[EXERCISE REQUIREMENTS] Count the lines containing "годам" in the entries underneath, and state that count without anything else.

(Stored entries)
- - - - -

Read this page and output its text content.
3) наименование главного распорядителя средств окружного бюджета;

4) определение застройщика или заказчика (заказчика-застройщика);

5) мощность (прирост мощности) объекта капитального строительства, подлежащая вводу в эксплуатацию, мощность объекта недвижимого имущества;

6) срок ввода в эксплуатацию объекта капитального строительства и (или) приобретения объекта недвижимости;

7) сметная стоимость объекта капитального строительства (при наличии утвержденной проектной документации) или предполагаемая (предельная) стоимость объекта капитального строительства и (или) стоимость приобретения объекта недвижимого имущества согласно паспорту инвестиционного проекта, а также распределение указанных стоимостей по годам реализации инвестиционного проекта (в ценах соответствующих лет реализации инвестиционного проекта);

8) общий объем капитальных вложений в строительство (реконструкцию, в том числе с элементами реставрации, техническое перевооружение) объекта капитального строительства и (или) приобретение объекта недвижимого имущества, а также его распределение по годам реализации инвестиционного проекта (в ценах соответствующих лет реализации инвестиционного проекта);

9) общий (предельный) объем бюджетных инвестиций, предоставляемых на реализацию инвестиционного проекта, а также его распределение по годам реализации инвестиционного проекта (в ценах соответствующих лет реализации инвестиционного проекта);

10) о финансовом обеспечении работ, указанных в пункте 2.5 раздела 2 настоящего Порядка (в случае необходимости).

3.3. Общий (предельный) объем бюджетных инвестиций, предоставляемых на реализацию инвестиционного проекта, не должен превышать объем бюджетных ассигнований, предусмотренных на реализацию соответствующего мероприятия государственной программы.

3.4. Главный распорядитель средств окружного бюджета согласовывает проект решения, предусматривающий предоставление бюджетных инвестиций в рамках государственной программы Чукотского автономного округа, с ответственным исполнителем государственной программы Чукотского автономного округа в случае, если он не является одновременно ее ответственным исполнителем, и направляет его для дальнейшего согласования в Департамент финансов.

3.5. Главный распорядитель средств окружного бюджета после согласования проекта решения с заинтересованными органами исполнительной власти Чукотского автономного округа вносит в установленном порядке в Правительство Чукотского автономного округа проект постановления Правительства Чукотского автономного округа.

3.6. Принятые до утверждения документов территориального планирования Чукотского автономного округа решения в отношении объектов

- - - - -

[RESPONSE TO THIS TASK] 3